YOUR INSTRUCTIONS ::
Pull out every line from the listing that has the word "projet".

____

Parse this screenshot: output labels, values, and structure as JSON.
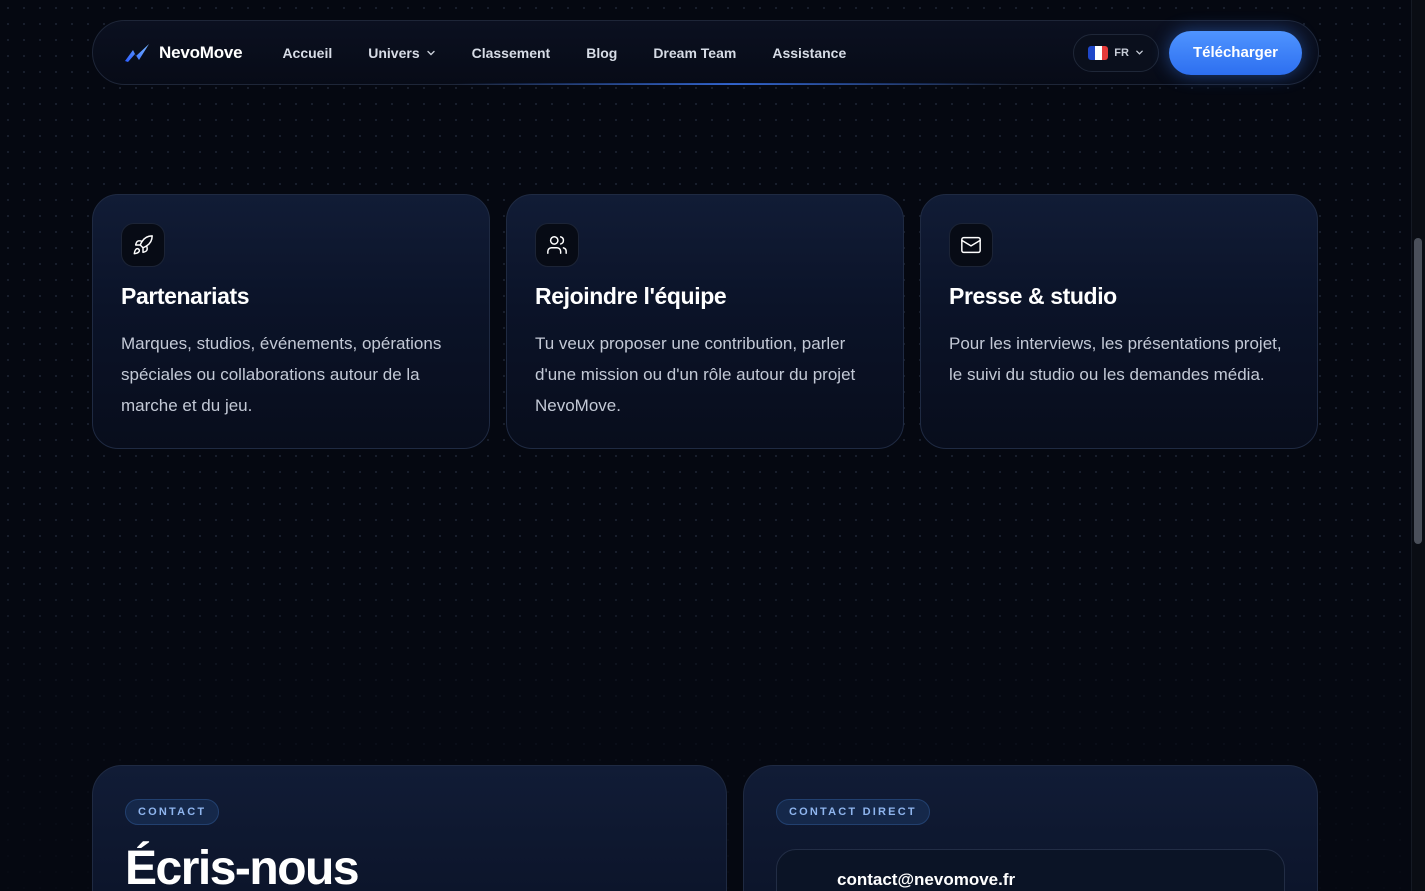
{
  "nav": {
    "brand": "NevoMove",
    "links": [
      {
        "label": "Accueil"
      },
      {
        "label": "Univers",
        "dropdown": true
      },
      {
        "label": "Classement"
      },
      {
        "label": "Blog"
      },
      {
        "label": "Dream Team"
      },
      {
        "label": "Assistance"
      }
    ],
    "language": "FR",
    "download_label": "Télécharger"
  },
  "cards": [
    {
      "icon": "rocket-icon",
      "title": "Partenariats",
      "text": "Marques, studios, événements, opérations spéciales ou collaborations autour de la marche et du jeu."
    },
    {
      "icon": "users-icon",
      "title": "Rejoindre l'équipe",
      "text": "Tu veux proposer une contribution, parler d'une mission ou d'un rôle autour du projet NevoMove."
    },
    {
      "icon": "mail-icon",
      "title": "Presse & studio",
      "text": "Pour les interviews, les présentations projet, le suivi du studio ou les demandes média."
    }
  ],
  "contact": {
    "pill": "CONTACT",
    "heading": "Écris-nous"
  },
  "direct": {
    "pill": "CONTACT DIRECT",
    "email": "contact@nevomove.fr"
  },
  "colors": {
    "accent": "#3b82f6",
    "background": "#050811",
    "card": "#0b1328"
  }
}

____

COMPLETE RESPONSE ::
      "text": "Tu veux proposer une contribution, parler d'une mission ou d'un rôle autour du projet NevoMove."
      "text": "Pour les interviews, les présentations projet, le suivi du studio ou les demandes média."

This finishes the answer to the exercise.